[Given request] Please quote every line word for word.

——————

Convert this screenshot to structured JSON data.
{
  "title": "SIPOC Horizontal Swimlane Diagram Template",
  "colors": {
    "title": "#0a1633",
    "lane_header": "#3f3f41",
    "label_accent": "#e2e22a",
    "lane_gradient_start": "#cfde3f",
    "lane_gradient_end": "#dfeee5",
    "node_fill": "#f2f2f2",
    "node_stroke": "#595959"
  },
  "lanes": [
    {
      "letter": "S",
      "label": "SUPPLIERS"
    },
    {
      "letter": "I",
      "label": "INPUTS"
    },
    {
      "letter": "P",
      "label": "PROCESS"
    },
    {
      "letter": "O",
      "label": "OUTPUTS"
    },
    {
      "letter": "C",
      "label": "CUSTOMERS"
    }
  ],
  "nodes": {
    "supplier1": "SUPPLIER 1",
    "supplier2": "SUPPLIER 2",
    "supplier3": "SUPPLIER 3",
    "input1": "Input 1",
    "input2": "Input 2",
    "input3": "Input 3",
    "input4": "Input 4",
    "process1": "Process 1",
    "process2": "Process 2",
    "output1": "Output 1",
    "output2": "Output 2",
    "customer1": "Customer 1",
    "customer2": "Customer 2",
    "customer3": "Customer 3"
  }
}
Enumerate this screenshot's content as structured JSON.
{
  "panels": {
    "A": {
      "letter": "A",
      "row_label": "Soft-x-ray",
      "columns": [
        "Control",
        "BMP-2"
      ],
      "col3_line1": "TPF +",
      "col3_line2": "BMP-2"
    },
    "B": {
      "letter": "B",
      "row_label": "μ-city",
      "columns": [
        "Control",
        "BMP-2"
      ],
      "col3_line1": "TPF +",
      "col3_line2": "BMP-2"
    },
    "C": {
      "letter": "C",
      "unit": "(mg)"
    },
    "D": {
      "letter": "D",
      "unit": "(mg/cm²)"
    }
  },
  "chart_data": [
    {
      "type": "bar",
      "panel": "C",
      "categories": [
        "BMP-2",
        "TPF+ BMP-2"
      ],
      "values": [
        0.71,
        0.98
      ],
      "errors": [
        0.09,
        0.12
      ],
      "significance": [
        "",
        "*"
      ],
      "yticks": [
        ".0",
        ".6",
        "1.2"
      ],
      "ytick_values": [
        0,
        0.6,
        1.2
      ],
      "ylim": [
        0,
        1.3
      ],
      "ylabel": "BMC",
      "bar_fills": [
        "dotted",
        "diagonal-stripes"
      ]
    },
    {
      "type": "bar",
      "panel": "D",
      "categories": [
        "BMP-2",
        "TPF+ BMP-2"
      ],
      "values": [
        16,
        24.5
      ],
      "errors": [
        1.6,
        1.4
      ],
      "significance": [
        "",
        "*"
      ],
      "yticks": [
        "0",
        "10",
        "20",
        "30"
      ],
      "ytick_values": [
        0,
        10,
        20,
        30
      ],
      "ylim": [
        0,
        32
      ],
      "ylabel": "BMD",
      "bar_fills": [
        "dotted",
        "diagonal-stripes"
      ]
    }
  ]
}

——————

[Answer for this exercise]
Convert this screenshot to structured JSON data.
{
  "title": "SIPOC Horizontal Swimlane Diagram Template",
  "colors": {
    "title": "#0a1633",
    "lane_header": "#3f3f41",
    "label_accent": "#e2e22a",
    "lane_gradient_start": "#cfde3f",
    "lane_gradient_end": "#dfeee5",
    "node_fill": "#f2f2f2",
    "node_stroke": "#595959"
  },
  "lanes": [
    {
      "letter": "S",
      "label": "SUPPLIERS"
    },
    {
      "letter": "I",
      "label": "INPUTS"
    },
    {
      "letter": "P",
      "label": "PROCESS"
    },
    {
      "letter": "O",
      "label": "OUTPUTS"
    },
    {
      "letter": "C",
      "label": "CUSTOMERS"
    }
  ],
  "nodes": {
    "supplier1": "SUPPLIER 1",
    "supplier2": "SUPPLIER 2",
    "supplier3": "SUPPLIER 3",
    "input1": "Input 1",
    "input2": "Input 2",
    "input3": "Input 3",
    "input4": "Input 4",
    "process1": "Process 1",
    "process2": "Process 2",
    "output1": "Output 1",
    "output2": "Output 2",
    "customer1": "Customer 1",
    "customer2": "Customer 2",
    "customer3": "Customer 3"
  }
}
Enumerate this screenshot's content as structured JSON.
{
  "panels": {
    "A": {
      "letter": "A",
      "row_label": "Soft-x-ray",
      "columns": [
        "Control",
        "BMP-2"
      ],
      "col3_line1": "TPF +",
      "col3_line2": "BMP-2"
    },
    "B": {
      "letter": "B",
      "row_label": "μ-city",
      "columns": [
        "Control",
        "BMP-2"
      ],
      "col3_line1": "TPF +",
      "col3_line2": "BMP-2"
    },
    "C": {
      "letter": "C",
      "unit": "(mg)"
    },
    "D": {
      "letter": "D",
      "unit": "(mg/cm²)"
    }
  },
  "chart_data": [
    {
      "type": "bar",
      "panel": "C",
      "categories": [
        "BMP-2",
        "TPF+ BMP-2"
      ],
      "values": [
        0.71,
        0.98
      ],
      "errors": [
        0.09,
        0.12
      ],
      "significance": [
        "",
        "*"
      ],
      "yticks": [
        ".0",
        ".6",
        "1.2"
      ],
      "ytick_values": [
        0,
        0.6,
        1.2
      ],
      "ylim": [
        0,
        1.3
      ],
      "ylabel": "BMC",
      "bar_fills": [
        "dotted",
        "diagonal-stripes"
      ]
    },
    {
      "type": "bar",
      "panel": "D",
      "categories": [
        "BMP-2",
        "TPF+ BMP-2"
      ],
      "values": [
        16,
        24.5
      ],
      "errors": [
        1.6,
        1.4
      ],
      "significance": [
        "",
        "*"
      ],
      "yticks": [
        "0",
        "10",
        "20",
        "30"
      ],
      "ytick_values": [
        0,
        10,
        20,
        30
      ],
      "ylim": [
        0,
        32
      ],
      "ylabel": "BMD",
      "bar_fills": [
        "dotted",
        "diagonal-stripes"
      ]
    }
  ]
}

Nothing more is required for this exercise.